◆ Problem description
Can you output the material exactly as written, minus any pictures it holds?

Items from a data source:

- - -

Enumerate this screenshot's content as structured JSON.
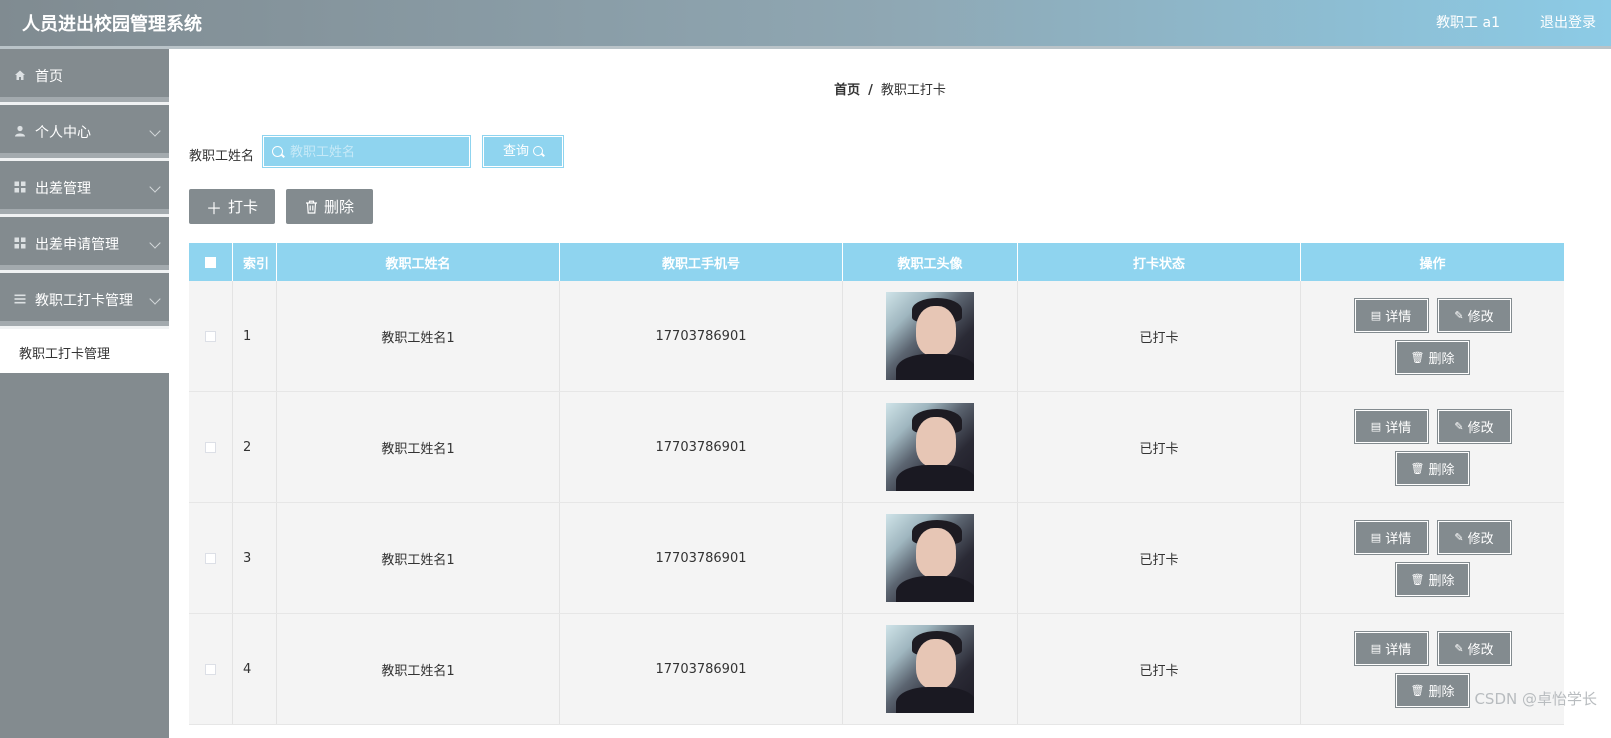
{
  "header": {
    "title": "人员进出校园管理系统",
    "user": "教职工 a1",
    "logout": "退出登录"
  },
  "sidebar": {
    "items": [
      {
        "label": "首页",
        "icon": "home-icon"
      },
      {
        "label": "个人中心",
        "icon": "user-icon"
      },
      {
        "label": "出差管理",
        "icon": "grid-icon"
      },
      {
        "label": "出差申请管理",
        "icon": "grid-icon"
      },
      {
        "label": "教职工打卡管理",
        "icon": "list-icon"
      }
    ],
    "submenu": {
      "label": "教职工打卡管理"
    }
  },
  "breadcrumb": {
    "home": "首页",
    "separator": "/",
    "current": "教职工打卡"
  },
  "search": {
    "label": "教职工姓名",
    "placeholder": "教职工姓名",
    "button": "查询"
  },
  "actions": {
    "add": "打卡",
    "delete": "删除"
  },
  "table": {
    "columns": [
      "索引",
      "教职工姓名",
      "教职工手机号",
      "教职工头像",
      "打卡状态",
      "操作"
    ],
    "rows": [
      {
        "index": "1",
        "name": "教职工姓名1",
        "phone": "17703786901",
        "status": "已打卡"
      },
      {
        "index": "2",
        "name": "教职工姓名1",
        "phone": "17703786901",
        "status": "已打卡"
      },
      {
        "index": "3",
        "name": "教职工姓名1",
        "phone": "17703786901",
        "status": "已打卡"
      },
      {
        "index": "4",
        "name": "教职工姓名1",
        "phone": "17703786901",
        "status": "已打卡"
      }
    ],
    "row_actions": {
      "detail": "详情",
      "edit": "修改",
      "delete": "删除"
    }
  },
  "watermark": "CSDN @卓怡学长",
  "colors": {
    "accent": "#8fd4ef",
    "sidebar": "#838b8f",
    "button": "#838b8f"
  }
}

- - -

◆ Full solution
Enumerate this screenshot's content as structured JSON.
{
  "header": {
    "title": "人员进出校园管理系统",
    "user": "教职工 a1",
    "logout": "退出登录"
  },
  "sidebar": {
    "items": [
      {
        "label": "首页",
        "icon": "home-icon"
      },
      {
        "label": "个人中心",
        "icon": "user-icon"
      },
      {
        "label": "出差管理",
        "icon": "grid-icon"
      },
      {
        "label": "出差申请管理",
        "icon": "grid-icon"
      },
      {
        "label": "教职工打卡管理",
        "icon": "list-icon"
      }
    ],
    "submenu": {
      "label": "教职工打卡管理"
    }
  },
  "breadcrumb": {
    "home": "首页",
    "separator": "/",
    "current": "教职工打卡"
  },
  "search": {
    "label": "教职工姓名",
    "placeholder": "教职工姓名",
    "button": "查询"
  },
  "actions": {
    "add": "打卡",
    "delete": "删除"
  },
  "table": {
    "columns": [
      "索引",
      "教职工姓名",
      "教职工手机号",
      "教职工头像",
      "打卡状态",
      "操作"
    ],
    "rows": [
      {
        "index": "1",
        "name": "教职工姓名1",
        "phone": "17703786901",
        "status": "已打卡"
      },
      {
        "index": "2",
        "name": "教职工姓名1",
        "phone": "17703786901",
        "status": "已打卡"
      },
      {
        "index": "3",
        "name": "教职工姓名1",
        "phone": "17703786901",
        "status": "已打卡"
      },
      {
        "index": "4",
        "name": "教职工姓名1",
        "phone": "17703786901",
        "status": "已打卡"
      }
    ],
    "row_actions": {
      "detail": "详情",
      "edit": "修改",
      "delete": "删除"
    }
  },
  "watermark": "CSDN @卓怡学长",
  "colors": {
    "accent": "#8fd4ef",
    "sidebar": "#838b8f",
    "button": "#838b8f"
  }
}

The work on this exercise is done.